_PROBLEM TO SOLVE_
Your task is to copy every line of the records below that contains "Rachel".

Saved entries:
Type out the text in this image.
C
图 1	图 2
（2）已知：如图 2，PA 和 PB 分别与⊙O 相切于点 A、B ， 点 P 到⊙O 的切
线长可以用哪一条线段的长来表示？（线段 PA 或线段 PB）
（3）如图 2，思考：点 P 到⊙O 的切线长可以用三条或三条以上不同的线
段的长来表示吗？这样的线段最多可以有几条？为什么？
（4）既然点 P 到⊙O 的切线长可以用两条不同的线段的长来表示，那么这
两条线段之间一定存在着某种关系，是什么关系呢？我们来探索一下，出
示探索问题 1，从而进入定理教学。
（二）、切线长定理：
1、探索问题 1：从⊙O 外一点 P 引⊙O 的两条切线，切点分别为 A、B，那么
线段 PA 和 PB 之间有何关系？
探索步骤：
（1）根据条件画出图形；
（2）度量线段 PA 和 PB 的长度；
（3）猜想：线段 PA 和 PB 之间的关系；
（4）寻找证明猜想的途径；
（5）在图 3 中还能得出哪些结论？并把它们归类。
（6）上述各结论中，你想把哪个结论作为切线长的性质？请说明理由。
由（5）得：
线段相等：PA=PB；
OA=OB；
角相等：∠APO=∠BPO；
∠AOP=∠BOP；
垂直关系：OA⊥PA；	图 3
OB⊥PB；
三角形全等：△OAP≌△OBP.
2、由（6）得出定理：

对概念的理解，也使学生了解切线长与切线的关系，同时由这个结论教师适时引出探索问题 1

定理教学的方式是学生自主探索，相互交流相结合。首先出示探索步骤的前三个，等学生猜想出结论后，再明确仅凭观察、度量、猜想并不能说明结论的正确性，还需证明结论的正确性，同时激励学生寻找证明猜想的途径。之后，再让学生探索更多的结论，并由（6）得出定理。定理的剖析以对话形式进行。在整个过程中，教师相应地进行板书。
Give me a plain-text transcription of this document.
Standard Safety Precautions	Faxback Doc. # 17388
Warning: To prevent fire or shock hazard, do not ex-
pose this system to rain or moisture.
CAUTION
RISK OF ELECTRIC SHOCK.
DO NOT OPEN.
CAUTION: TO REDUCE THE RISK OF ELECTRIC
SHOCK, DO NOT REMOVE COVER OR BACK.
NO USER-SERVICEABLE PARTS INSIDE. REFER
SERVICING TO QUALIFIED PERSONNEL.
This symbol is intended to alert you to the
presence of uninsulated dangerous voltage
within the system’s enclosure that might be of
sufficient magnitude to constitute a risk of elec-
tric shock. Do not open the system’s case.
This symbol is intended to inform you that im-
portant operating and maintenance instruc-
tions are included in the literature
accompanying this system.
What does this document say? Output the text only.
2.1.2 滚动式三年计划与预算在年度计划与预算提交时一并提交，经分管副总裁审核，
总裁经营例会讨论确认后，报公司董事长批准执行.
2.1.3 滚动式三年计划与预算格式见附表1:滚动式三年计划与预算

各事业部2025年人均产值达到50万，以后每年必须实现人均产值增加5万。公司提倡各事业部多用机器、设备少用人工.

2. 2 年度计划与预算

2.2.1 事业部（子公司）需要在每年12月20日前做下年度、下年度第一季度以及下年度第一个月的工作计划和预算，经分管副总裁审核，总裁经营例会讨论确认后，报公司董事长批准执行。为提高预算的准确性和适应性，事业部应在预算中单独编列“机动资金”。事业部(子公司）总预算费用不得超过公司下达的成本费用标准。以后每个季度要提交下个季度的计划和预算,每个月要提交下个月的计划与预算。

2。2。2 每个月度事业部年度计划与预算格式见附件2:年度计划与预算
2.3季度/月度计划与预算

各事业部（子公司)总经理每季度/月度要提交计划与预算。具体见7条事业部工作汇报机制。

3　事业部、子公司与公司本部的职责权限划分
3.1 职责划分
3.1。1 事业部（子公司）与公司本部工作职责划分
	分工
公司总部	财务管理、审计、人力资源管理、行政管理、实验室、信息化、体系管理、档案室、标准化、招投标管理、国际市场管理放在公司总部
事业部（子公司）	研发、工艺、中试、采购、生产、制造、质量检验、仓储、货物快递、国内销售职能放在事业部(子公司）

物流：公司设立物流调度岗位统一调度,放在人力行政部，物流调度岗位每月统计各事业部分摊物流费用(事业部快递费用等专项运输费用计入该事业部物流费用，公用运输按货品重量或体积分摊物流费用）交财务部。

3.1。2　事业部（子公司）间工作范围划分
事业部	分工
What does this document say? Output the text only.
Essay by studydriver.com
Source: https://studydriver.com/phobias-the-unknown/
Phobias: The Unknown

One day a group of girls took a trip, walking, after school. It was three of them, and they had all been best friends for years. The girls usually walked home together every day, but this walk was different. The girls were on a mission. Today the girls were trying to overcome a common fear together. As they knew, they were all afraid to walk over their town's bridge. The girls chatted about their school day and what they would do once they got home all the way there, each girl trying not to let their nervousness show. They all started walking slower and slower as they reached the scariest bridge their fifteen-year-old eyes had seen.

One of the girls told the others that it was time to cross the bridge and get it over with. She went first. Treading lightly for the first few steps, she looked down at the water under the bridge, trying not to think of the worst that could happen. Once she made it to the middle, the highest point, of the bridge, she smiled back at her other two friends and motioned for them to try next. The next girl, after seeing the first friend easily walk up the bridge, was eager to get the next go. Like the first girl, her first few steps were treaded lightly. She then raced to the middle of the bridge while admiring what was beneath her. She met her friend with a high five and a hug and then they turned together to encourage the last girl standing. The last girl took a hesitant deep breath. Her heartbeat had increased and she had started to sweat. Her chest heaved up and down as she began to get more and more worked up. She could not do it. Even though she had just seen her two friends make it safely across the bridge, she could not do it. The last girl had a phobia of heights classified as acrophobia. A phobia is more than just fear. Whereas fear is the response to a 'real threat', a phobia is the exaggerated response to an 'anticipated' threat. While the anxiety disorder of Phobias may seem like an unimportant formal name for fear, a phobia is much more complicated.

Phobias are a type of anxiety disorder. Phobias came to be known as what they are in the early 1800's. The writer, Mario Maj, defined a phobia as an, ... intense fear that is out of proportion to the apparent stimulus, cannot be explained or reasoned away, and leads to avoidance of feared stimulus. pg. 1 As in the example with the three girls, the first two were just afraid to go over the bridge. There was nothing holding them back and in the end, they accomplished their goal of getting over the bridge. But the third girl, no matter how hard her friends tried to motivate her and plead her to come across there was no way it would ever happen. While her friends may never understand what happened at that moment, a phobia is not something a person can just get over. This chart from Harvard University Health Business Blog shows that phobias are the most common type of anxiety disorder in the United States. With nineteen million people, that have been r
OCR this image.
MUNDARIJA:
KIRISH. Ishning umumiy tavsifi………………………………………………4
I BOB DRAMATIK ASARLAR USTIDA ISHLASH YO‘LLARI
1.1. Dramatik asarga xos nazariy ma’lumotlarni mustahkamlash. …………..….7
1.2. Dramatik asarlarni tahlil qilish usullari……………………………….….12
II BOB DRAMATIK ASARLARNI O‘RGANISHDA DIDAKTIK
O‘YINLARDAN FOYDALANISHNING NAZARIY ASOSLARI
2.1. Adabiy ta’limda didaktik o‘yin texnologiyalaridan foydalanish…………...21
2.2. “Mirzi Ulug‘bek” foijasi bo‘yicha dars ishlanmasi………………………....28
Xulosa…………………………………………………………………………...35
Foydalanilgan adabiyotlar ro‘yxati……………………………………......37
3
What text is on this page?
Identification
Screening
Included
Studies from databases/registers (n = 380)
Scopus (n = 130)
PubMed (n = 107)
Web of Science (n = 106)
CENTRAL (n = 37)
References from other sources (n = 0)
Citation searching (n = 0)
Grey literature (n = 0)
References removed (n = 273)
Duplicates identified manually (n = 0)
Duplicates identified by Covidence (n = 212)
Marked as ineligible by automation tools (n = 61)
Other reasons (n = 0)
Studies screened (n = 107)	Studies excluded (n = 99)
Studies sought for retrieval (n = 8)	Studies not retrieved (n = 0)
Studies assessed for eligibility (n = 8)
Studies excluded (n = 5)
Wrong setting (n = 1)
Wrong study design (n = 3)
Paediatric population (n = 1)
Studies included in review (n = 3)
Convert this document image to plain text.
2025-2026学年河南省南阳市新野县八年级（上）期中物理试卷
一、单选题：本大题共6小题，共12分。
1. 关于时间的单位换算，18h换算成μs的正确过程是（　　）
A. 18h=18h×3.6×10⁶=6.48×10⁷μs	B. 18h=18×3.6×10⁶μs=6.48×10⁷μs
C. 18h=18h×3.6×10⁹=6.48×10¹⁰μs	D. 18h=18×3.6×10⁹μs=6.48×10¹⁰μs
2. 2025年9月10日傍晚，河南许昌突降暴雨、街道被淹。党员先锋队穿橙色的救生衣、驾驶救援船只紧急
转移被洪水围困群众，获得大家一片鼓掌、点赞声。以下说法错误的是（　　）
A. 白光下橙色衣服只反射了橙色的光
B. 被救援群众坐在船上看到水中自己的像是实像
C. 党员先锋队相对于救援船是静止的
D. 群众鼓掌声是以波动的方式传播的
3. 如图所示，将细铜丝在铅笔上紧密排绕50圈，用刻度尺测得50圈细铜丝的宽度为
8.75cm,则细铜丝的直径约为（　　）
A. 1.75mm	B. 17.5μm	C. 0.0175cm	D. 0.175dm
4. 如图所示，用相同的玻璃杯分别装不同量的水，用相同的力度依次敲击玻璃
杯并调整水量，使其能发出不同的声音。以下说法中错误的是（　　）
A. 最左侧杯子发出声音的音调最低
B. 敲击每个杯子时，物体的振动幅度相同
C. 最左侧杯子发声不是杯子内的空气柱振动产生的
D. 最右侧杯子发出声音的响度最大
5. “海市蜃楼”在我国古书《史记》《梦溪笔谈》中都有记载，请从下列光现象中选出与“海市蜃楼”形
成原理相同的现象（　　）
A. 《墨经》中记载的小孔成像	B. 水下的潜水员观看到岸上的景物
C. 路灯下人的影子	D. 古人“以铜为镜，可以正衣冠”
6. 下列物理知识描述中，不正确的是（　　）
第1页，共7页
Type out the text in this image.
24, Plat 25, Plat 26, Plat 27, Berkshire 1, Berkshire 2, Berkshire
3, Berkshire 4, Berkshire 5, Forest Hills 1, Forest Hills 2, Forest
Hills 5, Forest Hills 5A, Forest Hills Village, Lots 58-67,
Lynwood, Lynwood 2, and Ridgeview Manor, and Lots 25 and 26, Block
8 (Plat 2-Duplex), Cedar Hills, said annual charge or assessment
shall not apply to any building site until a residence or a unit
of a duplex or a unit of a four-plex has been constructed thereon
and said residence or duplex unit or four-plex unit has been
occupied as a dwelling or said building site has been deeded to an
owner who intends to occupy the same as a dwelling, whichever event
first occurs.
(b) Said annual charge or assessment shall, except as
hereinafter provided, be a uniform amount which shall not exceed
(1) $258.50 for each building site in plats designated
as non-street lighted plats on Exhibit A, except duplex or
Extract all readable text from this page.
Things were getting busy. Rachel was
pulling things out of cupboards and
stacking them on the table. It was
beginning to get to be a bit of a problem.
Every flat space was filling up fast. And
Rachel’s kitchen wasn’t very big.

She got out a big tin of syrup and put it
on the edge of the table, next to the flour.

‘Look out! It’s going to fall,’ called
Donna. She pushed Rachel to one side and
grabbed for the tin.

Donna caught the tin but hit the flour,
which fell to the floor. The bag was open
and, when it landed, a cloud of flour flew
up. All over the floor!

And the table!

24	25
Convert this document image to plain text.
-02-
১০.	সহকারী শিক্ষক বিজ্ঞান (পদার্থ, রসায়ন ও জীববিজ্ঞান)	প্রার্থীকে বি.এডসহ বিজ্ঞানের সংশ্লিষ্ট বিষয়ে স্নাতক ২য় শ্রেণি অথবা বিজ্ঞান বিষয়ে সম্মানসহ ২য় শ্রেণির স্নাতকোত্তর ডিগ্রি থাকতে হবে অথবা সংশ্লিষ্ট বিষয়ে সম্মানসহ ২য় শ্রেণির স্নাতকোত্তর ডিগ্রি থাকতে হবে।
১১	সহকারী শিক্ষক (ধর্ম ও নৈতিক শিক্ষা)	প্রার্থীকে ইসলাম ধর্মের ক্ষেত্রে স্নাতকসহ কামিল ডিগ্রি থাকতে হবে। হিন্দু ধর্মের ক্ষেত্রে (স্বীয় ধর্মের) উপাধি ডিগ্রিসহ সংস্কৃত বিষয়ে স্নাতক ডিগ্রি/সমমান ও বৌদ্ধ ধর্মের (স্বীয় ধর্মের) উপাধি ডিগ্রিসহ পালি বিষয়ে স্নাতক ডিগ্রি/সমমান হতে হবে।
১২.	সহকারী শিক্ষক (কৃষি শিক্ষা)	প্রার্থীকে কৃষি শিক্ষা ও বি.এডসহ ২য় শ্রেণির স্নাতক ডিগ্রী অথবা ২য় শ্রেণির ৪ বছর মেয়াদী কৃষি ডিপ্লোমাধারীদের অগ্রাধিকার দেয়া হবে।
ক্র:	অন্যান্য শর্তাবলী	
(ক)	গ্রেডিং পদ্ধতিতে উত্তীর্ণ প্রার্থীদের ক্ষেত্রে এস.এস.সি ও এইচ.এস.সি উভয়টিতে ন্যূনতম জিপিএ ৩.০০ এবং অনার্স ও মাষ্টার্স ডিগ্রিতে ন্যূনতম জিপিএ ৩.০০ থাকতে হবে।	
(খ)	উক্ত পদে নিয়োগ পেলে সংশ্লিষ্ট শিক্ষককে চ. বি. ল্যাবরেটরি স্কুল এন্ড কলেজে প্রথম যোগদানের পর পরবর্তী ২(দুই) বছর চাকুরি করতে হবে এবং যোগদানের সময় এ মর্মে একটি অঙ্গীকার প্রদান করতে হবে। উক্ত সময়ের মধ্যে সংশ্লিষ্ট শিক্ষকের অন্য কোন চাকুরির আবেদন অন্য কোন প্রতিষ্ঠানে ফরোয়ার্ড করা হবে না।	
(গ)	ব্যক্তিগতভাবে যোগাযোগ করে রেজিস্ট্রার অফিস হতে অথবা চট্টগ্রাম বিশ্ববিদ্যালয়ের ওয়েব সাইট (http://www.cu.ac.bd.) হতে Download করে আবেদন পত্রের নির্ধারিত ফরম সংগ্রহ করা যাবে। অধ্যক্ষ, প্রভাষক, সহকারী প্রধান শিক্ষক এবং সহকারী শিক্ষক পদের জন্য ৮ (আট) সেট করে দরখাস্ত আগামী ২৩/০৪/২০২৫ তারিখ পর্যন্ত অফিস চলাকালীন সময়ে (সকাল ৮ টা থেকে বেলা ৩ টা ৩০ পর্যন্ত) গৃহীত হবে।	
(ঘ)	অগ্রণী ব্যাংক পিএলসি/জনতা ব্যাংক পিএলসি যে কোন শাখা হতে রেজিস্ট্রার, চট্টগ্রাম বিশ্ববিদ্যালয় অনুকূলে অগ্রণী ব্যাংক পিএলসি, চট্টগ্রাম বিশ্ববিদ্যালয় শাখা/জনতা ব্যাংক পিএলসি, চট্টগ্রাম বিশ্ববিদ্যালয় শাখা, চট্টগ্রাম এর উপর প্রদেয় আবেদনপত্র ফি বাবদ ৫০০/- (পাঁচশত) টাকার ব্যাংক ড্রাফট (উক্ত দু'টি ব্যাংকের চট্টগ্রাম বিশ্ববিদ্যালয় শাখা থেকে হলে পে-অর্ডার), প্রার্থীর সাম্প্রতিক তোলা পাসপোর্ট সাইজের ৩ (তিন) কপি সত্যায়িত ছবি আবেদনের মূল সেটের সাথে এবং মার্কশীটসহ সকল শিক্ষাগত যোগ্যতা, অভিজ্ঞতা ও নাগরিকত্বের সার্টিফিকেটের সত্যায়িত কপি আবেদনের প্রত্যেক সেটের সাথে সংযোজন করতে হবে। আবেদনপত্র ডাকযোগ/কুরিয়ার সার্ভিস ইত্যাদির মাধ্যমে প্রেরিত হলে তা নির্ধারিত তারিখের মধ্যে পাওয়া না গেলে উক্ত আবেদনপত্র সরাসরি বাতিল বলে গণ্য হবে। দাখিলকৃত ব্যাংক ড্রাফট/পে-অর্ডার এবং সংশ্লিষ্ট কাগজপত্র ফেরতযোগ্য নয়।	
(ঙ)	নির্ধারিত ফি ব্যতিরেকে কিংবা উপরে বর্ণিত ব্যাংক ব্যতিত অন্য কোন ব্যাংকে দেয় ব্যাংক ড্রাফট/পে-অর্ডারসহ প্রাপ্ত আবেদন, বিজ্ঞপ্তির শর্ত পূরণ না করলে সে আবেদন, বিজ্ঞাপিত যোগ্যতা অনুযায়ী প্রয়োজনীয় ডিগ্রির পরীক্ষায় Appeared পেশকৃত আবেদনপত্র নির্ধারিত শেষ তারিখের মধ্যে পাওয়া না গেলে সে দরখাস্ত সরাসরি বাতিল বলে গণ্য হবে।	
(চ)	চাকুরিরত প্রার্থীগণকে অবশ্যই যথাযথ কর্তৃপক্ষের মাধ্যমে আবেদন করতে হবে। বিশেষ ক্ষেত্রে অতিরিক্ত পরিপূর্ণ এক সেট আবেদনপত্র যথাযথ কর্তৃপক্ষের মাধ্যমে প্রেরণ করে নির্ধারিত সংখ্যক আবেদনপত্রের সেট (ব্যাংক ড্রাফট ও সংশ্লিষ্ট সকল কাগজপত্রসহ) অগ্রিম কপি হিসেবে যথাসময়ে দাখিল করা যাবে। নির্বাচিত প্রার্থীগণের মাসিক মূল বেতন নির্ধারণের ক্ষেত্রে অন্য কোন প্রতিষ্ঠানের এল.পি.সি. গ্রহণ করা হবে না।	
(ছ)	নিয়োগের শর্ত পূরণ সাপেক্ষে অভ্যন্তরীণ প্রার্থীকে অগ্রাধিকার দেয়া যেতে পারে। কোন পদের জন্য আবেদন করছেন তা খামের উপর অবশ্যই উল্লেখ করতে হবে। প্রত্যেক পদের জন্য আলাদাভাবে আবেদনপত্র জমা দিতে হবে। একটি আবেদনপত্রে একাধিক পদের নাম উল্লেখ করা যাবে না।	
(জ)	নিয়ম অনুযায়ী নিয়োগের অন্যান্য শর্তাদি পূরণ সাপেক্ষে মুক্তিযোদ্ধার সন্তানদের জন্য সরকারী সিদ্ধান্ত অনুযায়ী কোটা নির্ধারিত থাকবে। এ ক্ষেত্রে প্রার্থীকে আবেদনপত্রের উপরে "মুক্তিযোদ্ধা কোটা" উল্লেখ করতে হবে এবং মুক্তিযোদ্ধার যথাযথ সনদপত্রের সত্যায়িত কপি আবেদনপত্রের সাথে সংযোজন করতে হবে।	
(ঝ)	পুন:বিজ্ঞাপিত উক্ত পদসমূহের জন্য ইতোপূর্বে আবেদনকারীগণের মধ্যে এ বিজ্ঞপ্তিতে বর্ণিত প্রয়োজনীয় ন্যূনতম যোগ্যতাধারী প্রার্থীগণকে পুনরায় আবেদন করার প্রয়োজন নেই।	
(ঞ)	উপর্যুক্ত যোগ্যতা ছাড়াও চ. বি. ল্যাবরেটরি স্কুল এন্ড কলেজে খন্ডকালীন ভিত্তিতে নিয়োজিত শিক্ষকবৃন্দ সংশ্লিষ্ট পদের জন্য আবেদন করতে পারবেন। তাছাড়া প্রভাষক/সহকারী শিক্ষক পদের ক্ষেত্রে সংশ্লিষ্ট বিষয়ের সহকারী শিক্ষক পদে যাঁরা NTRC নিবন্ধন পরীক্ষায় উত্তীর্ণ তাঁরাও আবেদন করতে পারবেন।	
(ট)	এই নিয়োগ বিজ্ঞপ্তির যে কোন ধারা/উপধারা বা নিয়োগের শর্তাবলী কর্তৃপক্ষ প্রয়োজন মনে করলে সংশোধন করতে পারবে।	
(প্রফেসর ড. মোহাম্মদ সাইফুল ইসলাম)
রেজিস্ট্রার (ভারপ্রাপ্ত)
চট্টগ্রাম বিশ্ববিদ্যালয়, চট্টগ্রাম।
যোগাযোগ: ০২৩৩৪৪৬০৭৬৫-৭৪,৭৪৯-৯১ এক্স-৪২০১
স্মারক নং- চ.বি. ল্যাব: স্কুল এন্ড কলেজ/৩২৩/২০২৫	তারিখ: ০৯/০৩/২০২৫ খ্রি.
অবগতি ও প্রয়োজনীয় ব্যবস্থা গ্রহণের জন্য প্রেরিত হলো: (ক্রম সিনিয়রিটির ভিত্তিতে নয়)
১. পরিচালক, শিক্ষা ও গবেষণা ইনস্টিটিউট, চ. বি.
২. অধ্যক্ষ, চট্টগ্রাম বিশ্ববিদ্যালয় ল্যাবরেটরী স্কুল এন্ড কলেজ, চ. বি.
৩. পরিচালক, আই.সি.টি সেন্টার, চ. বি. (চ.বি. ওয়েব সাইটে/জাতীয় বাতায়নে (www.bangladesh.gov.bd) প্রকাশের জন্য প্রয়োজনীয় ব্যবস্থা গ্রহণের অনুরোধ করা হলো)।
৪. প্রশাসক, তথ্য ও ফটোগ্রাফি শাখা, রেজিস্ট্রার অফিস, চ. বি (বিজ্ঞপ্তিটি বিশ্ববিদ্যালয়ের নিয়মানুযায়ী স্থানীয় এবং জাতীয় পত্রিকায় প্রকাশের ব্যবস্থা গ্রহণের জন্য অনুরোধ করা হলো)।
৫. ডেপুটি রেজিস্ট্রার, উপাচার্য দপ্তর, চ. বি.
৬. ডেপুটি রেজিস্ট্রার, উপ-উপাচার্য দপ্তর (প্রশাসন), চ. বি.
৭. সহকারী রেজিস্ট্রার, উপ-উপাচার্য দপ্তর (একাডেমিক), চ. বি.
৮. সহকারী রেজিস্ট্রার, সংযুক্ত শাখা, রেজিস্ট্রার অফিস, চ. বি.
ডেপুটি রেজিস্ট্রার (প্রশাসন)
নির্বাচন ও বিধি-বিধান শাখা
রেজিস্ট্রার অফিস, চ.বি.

_CORRECT ANSWER_
Things were getting busy. Rachel was
Rachel’s kitchen wasn’t very big.
Donna. She pushed Rachel to one side and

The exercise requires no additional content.